> _Direction_
In the material below, find each line holding the string "Niederschrift" and copy it.

> _Supplied records_
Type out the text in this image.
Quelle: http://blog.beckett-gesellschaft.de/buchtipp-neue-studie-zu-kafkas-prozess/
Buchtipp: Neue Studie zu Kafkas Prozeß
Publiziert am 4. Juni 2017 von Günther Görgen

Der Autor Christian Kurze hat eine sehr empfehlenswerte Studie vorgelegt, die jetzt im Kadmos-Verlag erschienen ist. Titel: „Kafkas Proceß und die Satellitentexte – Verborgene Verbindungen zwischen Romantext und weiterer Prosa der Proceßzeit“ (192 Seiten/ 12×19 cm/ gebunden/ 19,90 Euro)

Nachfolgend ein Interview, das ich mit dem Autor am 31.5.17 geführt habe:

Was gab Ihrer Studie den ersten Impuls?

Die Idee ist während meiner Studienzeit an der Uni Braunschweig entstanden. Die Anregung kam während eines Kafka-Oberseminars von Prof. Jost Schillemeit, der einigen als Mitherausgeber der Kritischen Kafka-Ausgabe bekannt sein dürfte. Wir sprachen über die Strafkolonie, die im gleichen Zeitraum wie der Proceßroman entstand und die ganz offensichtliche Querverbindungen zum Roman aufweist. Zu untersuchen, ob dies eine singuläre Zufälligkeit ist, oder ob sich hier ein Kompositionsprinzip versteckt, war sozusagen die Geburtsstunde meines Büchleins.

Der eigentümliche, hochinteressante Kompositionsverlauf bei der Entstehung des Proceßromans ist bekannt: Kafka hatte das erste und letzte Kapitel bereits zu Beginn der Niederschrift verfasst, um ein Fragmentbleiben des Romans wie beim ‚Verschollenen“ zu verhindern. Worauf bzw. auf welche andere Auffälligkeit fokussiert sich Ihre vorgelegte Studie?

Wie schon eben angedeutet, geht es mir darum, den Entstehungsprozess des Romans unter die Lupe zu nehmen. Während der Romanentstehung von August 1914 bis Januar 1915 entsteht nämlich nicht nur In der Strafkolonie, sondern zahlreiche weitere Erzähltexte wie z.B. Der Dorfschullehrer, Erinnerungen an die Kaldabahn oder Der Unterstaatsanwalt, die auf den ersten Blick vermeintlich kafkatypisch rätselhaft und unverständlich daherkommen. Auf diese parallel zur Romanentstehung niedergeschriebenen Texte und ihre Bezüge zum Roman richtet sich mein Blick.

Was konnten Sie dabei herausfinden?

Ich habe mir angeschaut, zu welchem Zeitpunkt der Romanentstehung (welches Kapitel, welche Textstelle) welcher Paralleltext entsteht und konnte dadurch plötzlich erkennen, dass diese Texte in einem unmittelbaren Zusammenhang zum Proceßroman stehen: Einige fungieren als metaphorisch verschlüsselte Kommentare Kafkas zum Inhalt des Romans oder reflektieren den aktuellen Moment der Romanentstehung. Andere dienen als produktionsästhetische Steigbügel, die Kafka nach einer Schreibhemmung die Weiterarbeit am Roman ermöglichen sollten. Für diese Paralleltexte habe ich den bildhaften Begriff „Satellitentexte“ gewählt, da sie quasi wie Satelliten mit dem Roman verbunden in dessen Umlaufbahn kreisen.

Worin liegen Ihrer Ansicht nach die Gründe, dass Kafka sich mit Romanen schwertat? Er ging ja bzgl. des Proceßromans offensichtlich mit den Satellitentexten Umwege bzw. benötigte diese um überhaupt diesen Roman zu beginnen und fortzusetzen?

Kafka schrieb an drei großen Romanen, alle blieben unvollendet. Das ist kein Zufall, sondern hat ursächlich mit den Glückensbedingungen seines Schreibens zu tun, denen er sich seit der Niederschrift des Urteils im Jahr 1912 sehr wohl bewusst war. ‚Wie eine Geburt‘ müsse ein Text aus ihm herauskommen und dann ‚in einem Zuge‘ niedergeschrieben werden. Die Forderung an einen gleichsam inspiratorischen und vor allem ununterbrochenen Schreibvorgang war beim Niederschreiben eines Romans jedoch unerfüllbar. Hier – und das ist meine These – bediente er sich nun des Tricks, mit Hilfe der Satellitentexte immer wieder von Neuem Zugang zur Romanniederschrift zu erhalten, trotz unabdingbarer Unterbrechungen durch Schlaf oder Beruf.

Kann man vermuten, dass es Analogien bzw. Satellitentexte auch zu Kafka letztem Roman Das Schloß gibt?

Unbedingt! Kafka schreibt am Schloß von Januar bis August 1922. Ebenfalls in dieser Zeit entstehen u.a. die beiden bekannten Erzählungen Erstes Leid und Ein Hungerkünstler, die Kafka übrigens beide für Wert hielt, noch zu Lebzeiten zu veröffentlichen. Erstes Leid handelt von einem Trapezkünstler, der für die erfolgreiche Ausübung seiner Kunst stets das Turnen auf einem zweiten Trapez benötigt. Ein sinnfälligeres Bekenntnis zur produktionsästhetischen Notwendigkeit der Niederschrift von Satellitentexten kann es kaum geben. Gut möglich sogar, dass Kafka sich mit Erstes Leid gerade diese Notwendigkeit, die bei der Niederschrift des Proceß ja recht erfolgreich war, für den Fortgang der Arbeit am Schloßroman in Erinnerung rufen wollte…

> _Finished task_
Der eigentümliche, hochinteressante Kompositionsverlauf bei der Entstehung des Proceßromans ist bekannt: Kafka hatte das erste und letzte Kapitel bereits zu Beginn der Niederschrift verfasst, um ein Fragmentbleiben des Romans wie beim ‚Verschollenen“ zu verhindern. Worauf bzw. auf welche andere Auffälligkeit fokussiert sich Ihre vorgelegte Studie?
Kafka schrieb an drei großen Romanen, alle blieben unvollendet. Das ist kein Zufall, sondern hat ursächlich mit den Glückensbedingungen seines Schreibens zu tun, denen er sich seit der Niederschrift des Urteils im Jahr 1912 sehr wohl bewusst war. ‚Wie eine Geburt‘ müsse ein Text aus ihm herauskommen und dann ‚in einem Zuge‘ niedergeschrieben werden. Die Forderung an einen gleichsam inspiratorischen und vor allem ununterbrochenen Schreibvorgang war beim Niederschreiben eines Romans jedoch unerfüllbar. Hier – und das ist meine These – bediente er sich nun des Tricks, mit Hilfe der Satellitentexte immer wieder von Neuem Zugang zur Romanniederschrift zu erhalten, trotz unabdingbarer Unterbrechungen durch Schlaf oder Beruf.
Unbedingt! Kafka schreibt am Schloß von Januar bis August 1922. Ebenfalls in dieser Zeit entstehen u.a. die beiden bekannten Erzählungen Erstes Leid und Ein Hungerkünstler, die Kafka übrigens beide für Wert hielt, noch zu Lebzeiten zu veröffentlichen. Erstes Leid handelt von einem Trapezkünstler, der für die erfolgreiche Ausübung seiner Kunst stets das Turnen auf einem zweiten Trapez benötigt. Ein sinnfälligeres Bekenntnis zur produktionsästhetischen Notwendigkeit der Niederschrift von Satellitentexten kann es kaum geben. Gut möglich sogar, dass Kafka sich mit Erstes Leid gerade diese Notwendigkeit, die bei der Niederschrift des Proceß ja recht erfolgreich war, für den Fortgang der Arbeit am Schloßroman in Erinnerung rufen wollte…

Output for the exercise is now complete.